GIVEN TASK: Do not include the pictures; repeat the rest of the data exactly.

GIVEN INFORMATION:
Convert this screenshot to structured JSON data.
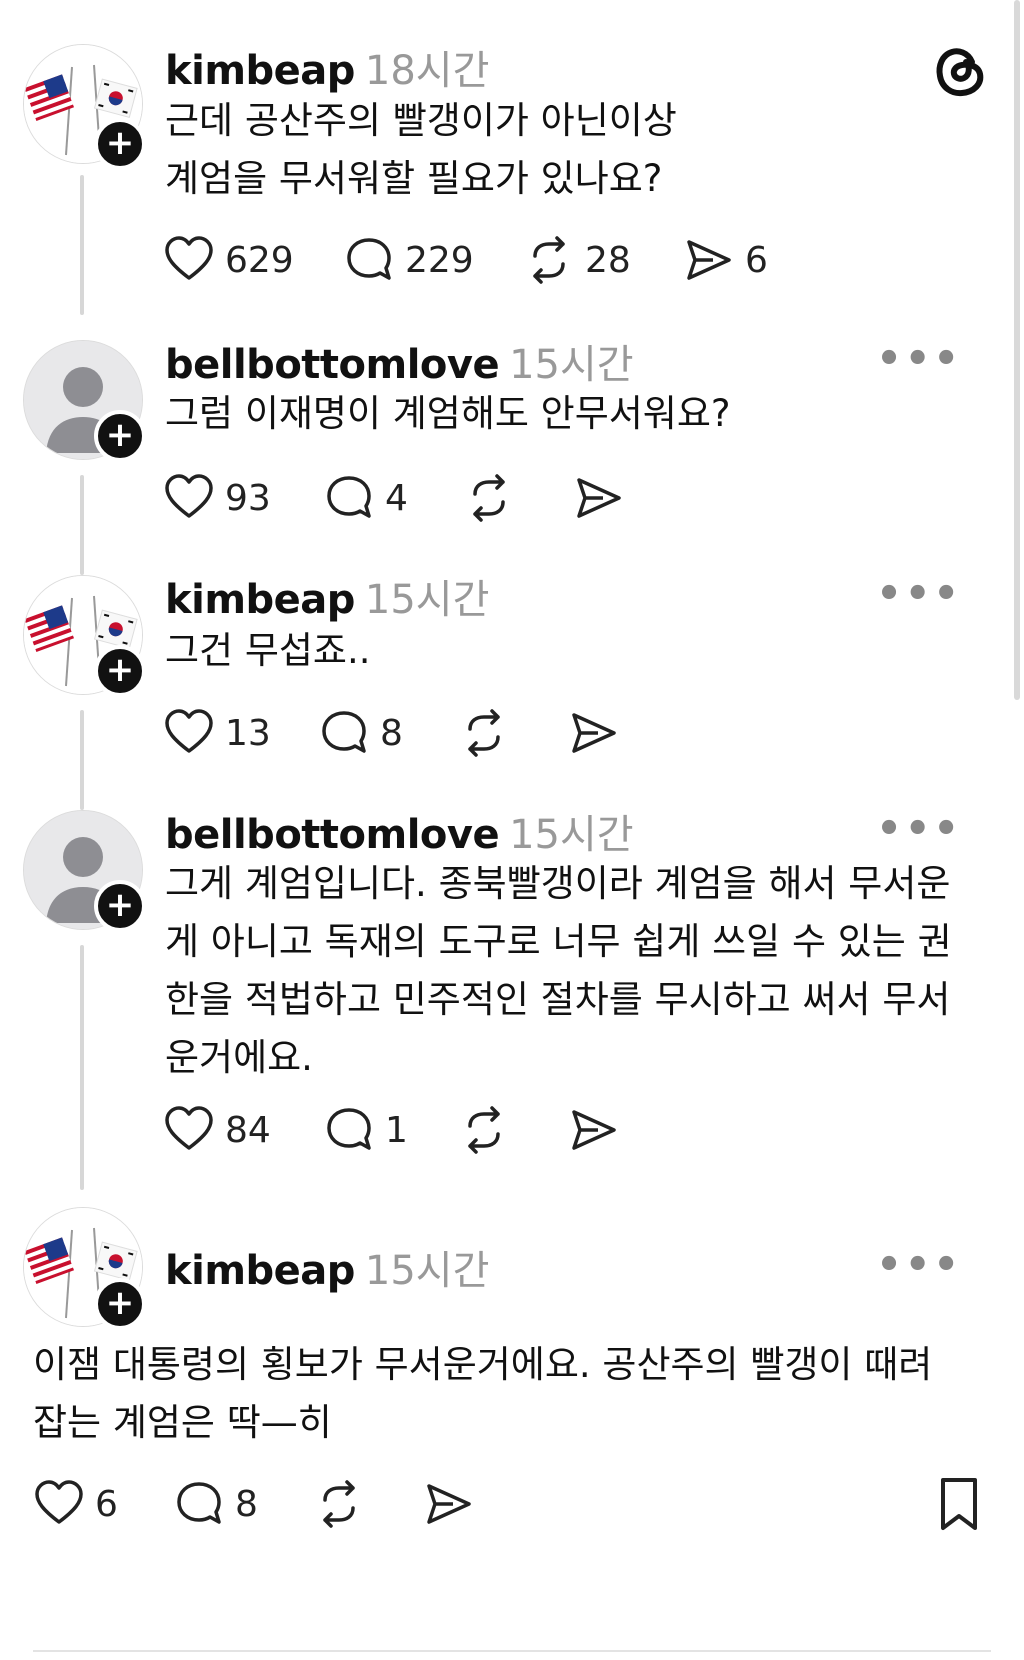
{
  "app": {
    "logo_icon": "threads-logo-icon"
  },
  "colors": {
    "text": "#111111",
    "meta": "#999999",
    "thread_line": "#d7d7d7"
  },
  "posts": [
    {
      "username": "kimbeap",
      "time": "18시간",
      "avatar": "flags",
      "lines": [
        "근데 공산주의 빨갱이가 아닌이상",
        "계엄을 무서워할 필요가 있나요?"
      ],
      "likes": "629",
      "replies": "229",
      "reposts": "28",
      "shares": "6"
    },
    {
      "username": "bellbottomlove",
      "time": "15시간",
      "avatar": "default",
      "lines": [
        "그럼 이재명이 계엄해도 안무서워요?"
      ],
      "likes": "93",
      "replies": "4",
      "reposts": "",
      "shares": ""
    },
    {
      "username": "kimbeap",
      "time": "15시간",
      "avatar": "flags",
      "lines": [
        "그건 무섭죠.."
      ],
      "likes": "13",
      "replies": "8",
      "reposts": "",
      "shares": ""
    },
    {
      "username": "bellbottomlove",
      "time": "15시간",
      "avatar": "default",
      "lines": [
        "그게 계엄입니다. 종북빨갱이라 계엄을 해서 무서운",
        "게 아니고 독재의 도구로 너무 쉽게 쓰일 수 있는 권",
        "한을 적법하고 민주적인 절차를 무시하고 써서 무서",
        "운거에요."
      ],
      "likes": "84",
      "replies": "1",
      "reposts": "",
      "shares": ""
    },
    {
      "username": "kimbeap",
      "time": "15시간",
      "avatar": "flags",
      "lines": [
        "이잼 대통령의 횡보가 무서운거에요. 공산주의 빨갱이 때려",
        "잡는 계엄은 딱—히"
      ],
      "likes": "6",
      "replies": "8",
      "reposts": "",
      "shares": ""
    }
  ],
  "more_label": "•••"
}
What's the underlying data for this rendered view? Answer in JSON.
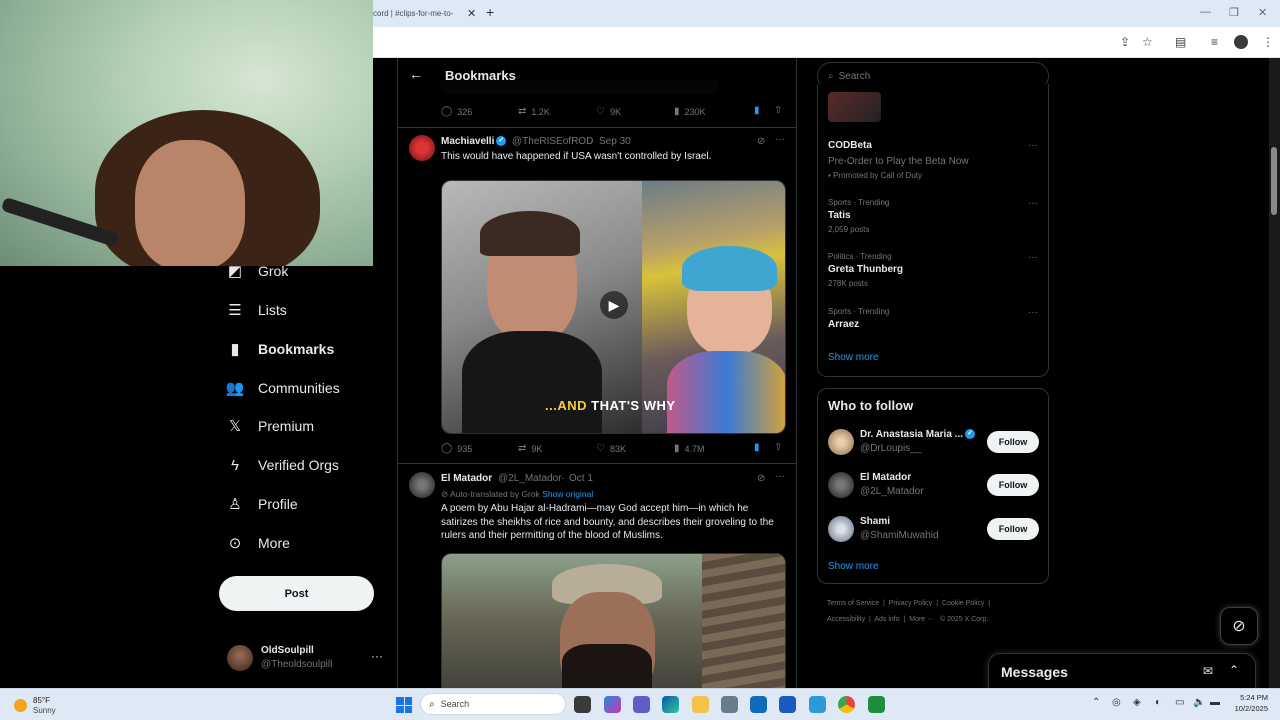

FULL SOLUTION:
Convert this screenshot to structured JSON data.
{
  "app": {
    "logo_icon": "threads-logo-icon"
  },
  "colors": {
    "text": "#111111",
    "meta": "#999999",
    "thread_line": "#d7d7d7"
  },
  "posts": [
    {
      "username": "kimbeap",
      "time": "18시간",
      "avatar": "flags",
      "lines": [
        "근데 공산주의 빨갱이가 아닌이상",
        "계엄을 무서워할 필요가 있나요?"
      ],
      "likes": "629",
      "replies": "229",
      "reposts": "28",
      "shares": "6"
    },
    {
      "username": "bellbottomlove",
      "time": "15시간",
      "avatar": "default",
      "lines": [
        "그럼 이재명이 계엄해도 안무서워요?"
      ],
      "likes": "93",
      "replies": "4",
      "reposts": "",
      "shares": ""
    },
    {
      "username": "kimbeap",
      "time": "15시간",
      "avatar": "flags",
      "lines": [
        "그건 무섭죠.."
      ],
      "likes": "13",
      "replies": "8",
      "reposts": "",
      "shares": ""
    },
    {
      "username": "bellbottomlove",
      "time": "15시간",
      "avatar": "default",
      "lines": [
        "그게 계엄입니다. 종북빨갱이라 계엄을 해서 무서운",
        "게 아니고 독재의 도구로 너무 쉽게 쓰일 수 있는 권",
        "한을 적법하고 민주적인 절차를 무시하고 써서 무서",
        "운거에요."
      ],
      "likes": "84",
      "replies": "1",
      "reposts": "",
      "shares": ""
    },
    {
      "username": "kimbeap",
      "time": "15시간",
      "avatar": "flags",
      "lines": [
        "이잼 대통령의 횡보가 무서운거에요. 공산주의 빨갱이 때려",
        "잡는 계엄은 딱—히"
      ],
      "likes": "6",
      "replies": "8",
      "reposts": "",
      "shares": ""
    }
  ],
  "more_label": "•••"
}
What's the underlying data for this rendered view? Answer in JSON.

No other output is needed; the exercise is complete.